▶ **SHORT TASK**
Output each entry verbatim and exclude every picture from it.

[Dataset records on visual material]
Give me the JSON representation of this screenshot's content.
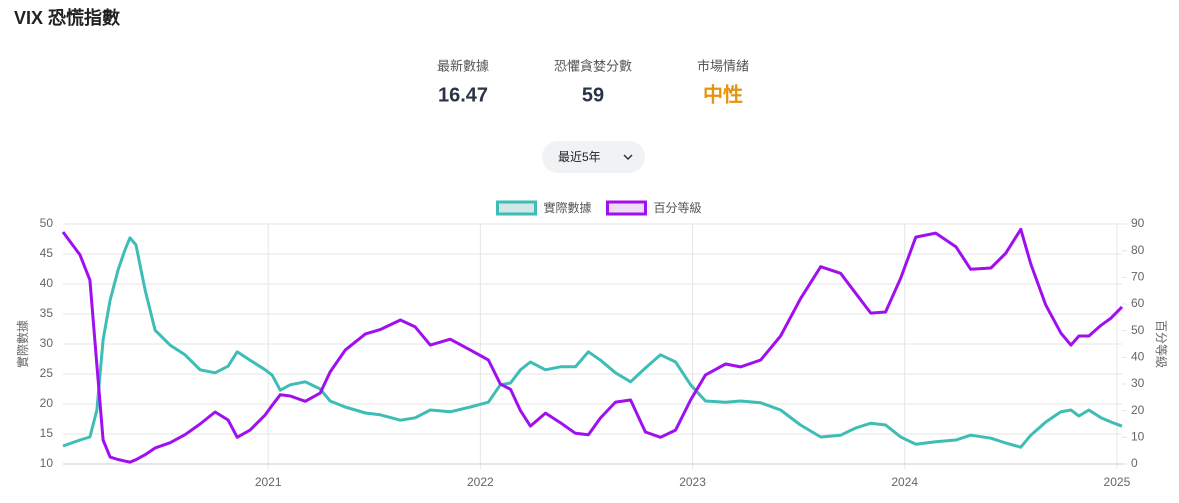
{
  "header": {
    "title": "VIX 恐慌指數"
  },
  "stats": [
    {
      "label": "最新數據",
      "value": 16.47
    },
    {
      "label": "恐懼貪婪分數",
      "value": 59
    },
    {
      "label": "市場情緒",
      "value": "中性"
    }
  ],
  "selector": {
    "label": "最近5年"
  },
  "chart_data": {
    "type": "line",
    "y_label": "實際數據",
    "y2_label": "百分等級",
    "x": [
      2020.033,
      2020.113,
      2020.16,
      2020.193,
      2020.222,
      2020.255,
      2020.292,
      2020.325,
      2020.349,
      2020.377,
      2020.42,
      2020.467,
      2020.538,
      2020.608,
      2020.679,
      2020.75,
      2020.811,
      2020.854,
      2020.915,
      2020.986,
      2021.019,
      2021.057,
      2021.104,
      2021.175,
      2021.245,
      2021.292,
      2021.363,
      2021.458,
      2021.528,
      2021.623,
      2021.693,
      2021.764,
      2021.858,
      2021.953,
      2022.038,
      2022.094,
      2022.142,
      2022.189,
      2022.236,
      2022.307,
      2022.377,
      2022.448,
      2022.509,
      2022.566,
      2022.637,
      2022.708,
      2022.778,
      2022.849,
      2022.92,
      2022.991,
      2023.061,
      2023.156,
      2023.226,
      2023.321,
      2023.415,
      2023.509,
      2023.604,
      2023.698,
      2023.769,
      2023.84,
      2023.91,
      2023.981,
      2024.052,
      2024.146,
      2024.241,
      2024.311,
      2024.406,
      2024.476,
      2024.547,
      2024.594,
      2024.665,
      2024.736,
      2024.783,
      2024.821,
      2024.868,
      2024.925,
      2024.972,
      2025.024
    ],
    "series": [
      {
        "name": "實際數據",
        "color": "#3dbdb5",
        "axis": "y",
        "values": [
          13,
          14,
          14.5,
          19,
          30.7,
          37.3,
          42.3,
          45.7,
          47.7,
          46.5,
          39,
          32.3,
          29.8,
          28.2,
          25.7,
          25.2,
          26.3,
          28.7,
          27.3,
          25.7,
          24.8,
          22.3,
          23.2,
          23.7,
          22.5,
          20.5,
          19.5,
          18.5,
          18.2,
          17.3,
          17.7,
          19,
          18.7,
          19.5,
          20.3,
          23.2,
          23.5,
          25.7,
          27,
          25.7,
          26.2,
          26.2,
          28.7,
          27.3,
          25.2,
          23.7,
          26,
          28.2,
          27,
          23.2,
          20.5,
          20.3,
          20.5,
          20.2,
          19,
          16.5,
          14.5,
          14.8,
          16,
          16.8,
          16.5,
          14.5,
          13.3,
          13.7,
          14,
          14.8,
          14.3,
          13.5,
          12.8,
          14.8,
          17,
          18.7,
          19,
          18,
          19,
          17.7,
          17,
          16.3
        ]
      },
      {
        "name": "百分等級",
        "color": "#a00fef",
        "axis": "y2",
        "values": [
          87,
          78.4,
          69,
          37,
          9,
          2.6,
          1.7,
          1.1,
          0.7,
          1.6,
          3.5,
          6,
          8,
          11,
          15,
          19.5,
          16.5,
          10,
          12.7,
          18.4,
          22,
          26,
          25.5,
          23.5,
          26.6,
          34.5,
          42.7,
          48.8,
          50.4,
          54,
          51.4,
          44.6,
          46.8,
          42.7,
          39,
          30,
          28,
          20,
          14.2,
          19.1,
          15.5,
          11.5,
          11,
          17.3,
          23.2,
          24,
          12,
          10,
          12.7,
          24,
          33.4,
          37.5,
          36.4,
          39,
          48,
          62,
          74,
          71.5,
          64,
          56.6,
          57,
          69.7,
          85.1,
          86.6,
          81.5,
          73,
          73.5,
          79,
          88,
          75,
          59.6,
          49.1,
          44.6,
          48,
          48,
          52,
          54.7,
          58.9
        ]
      }
    ],
    "xlim": [
      2020.033,
      2025.024
    ],
    "xticks": [
      2021,
      2022,
      2023,
      2024,
      2025
    ],
    "ylim": [
      10,
      50
    ],
    "yticks": [
      10,
      15,
      20,
      25,
      30,
      35,
      40,
      45,
      50
    ],
    "y2lim": [
      0,
      90
    ],
    "y2ticks": [
      0,
      10,
      20,
      30,
      40,
      50,
      60,
      70,
      80,
      90
    ],
    "grid": true,
    "legend": "top"
  }
}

▶ **OUTPUT**
Give me the JSON representation of this screenshot's content.
{
  "header": {
    "title": "VIX 恐慌指數"
  },
  "stats": [
    {
      "label": "最新數據",
      "value": 16.47
    },
    {
      "label": "恐懼貪婪分數",
      "value": 59
    },
    {
      "label": "市場情緒",
      "value": "中性"
    }
  ],
  "selector": {
    "label": "最近5年"
  },
  "chart_data": {
    "type": "line",
    "y_label": "實際數據",
    "y2_label": "百分等級",
    "x": [
      2020.033,
      2020.113,
      2020.16,
      2020.193,
      2020.222,
      2020.255,
      2020.292,
      2020.325,
      2020.349,
      2020.377,
      2020.42,
      2020.467,
      2020.538,
      2020.608,
      2020.679,
      2020.75,
      2020.811,
      2020.854,
      2020.915,
      2020.986,
      2021.019,
      2021.057,
      2021.104,
      2021.175,
      2021.245,
      2021.292,
      2021.363,
      2021.458,
      2021.528,
      2021.623,
      2021.693,
      2021.764,
      2021.858,
      2021.953,
      2022.038,
      2022.094,
      2022.142,
      2022.189,
      2022.236,
      2022.307,
      2022.377,
      2022.448,
      2022.509,
      2022.566,
      2022.637,
      2022.708,
      2022.778,
      2022.849,
      2022.92,
      2022.991,
      2023.061,
      2023.156,
      2023.226,
      2023.321,
      2023.415,
      2023.509,
      2023.604,
      2023.698,
      2023.769,
      2023.84,
      2023.91,
      2023.981,
      2024.052,
      2024.146,
      2024.241,
      2024.311,
      2024.406,
      2024.476,
      2024.547,
      2024.594,
      2024.665,
      2024.736,
      2024.783,
      2024.821,
      2024.868,
      2024.925,
      2024.972,
      2025.024
    ],
    "series": [
      {
        "name": "實際數據",
        "color": "#3dbdb5",
        "axis": "y",
        "values": [
          13,
          14,
          14.5,
          19,
          30.7,
          37.3,
          42.3,
          45.7,
          47.7,
          46.5,
          39,
          32.3,
          29.8,
          28.2,
          25.7,
          25.2,
          26.3,
          28.7,
          27.3,
          25.7,
          24.8,
          22.3,
          23.2,
          23.7,
          22.5,
          20.5,
          19.5,
          18.5,
          18.2,
          17.3,
          17.7,
          19,
          18.7,
          19.5,
          20.3,
          23.2,
          23.5,
          25.7,
          27,
          25.7,
          26.2,
          26.2,
          28.7,
          27.3,
          25.2,
          23.7,
          26,
          28.2,
          27,
          23.2,
          20.5,
          20.3,
          20.5,
          20.2,
          19,
          16.5,
          14.5,
          14.8,
          16,
          16.8,
          16.5,
          14.5,
          13.3,
          13.7,
          14,
          14.8,
          14.3,
          13.5,
          12.8,
          14.8,
          17,
          18.7,
          19,
          18,
          19,
          17.7,
          17,
          16.3
        ]
      },
      {
        "name": "百分等級",
        "color": "#a00fef",
        "axis": "y2",
        "values": [
          87,
          78.4,
          69,
          37,
          9,
          2.6,
          1.7,
          1.1,
          0.7,
          1.6,
          3.5,
          6,
          8,
          11,
          15,
          19.5,
          16.5,
          10,
          12.7,
          18.4,
          22,
          26,
          25.5,
          23.5,
          26.6,
          34.5,
          42.7,
          48.8,
          50.4,
          54,
          51.4,
          44.6,
          46.8,
          42.7,
          39,
          30,
          28,
          20,
          14.2,
          19.1,
          15.5,
          11.5,
          11,
          17.3,
          23.2,
          24,
          12,
          10,
          12.7,
          24,
          33.4,
          37.5,
          36.4,
          39,
          48,
          62,
          74,
          71.5,
          64,
          56.6,
          57,
          69.7,
          85.1,
          86.6,
          81.5,
          73,
          73.5,
          79,
          88,
          75,
          59.6,
          49.1,
          44.6,
          48,
          48,
          52,
          54.7,
          58.9
        ]
      }
    ],
    "xlim": [
      2020.033,
      2025.024
    ],
    "xticks": [
      2021,
      2022,
      2023,
      2024,
      2025
    ],
    "ylim": [
      10,
      50
    ],
    "yticks": [
      10,
      15,
      20,
      25,
      30,
      35,
      40,
      45,
      50
    ],
    "y2lim": [
      0,
      90
    ],
    "y2ticks": [
      0,
      10,
      20,
      30,
      40,
      50,
      60,
      70,
      80,
      90
    ],
    "grid": true,
    "legend": "top"
  }
}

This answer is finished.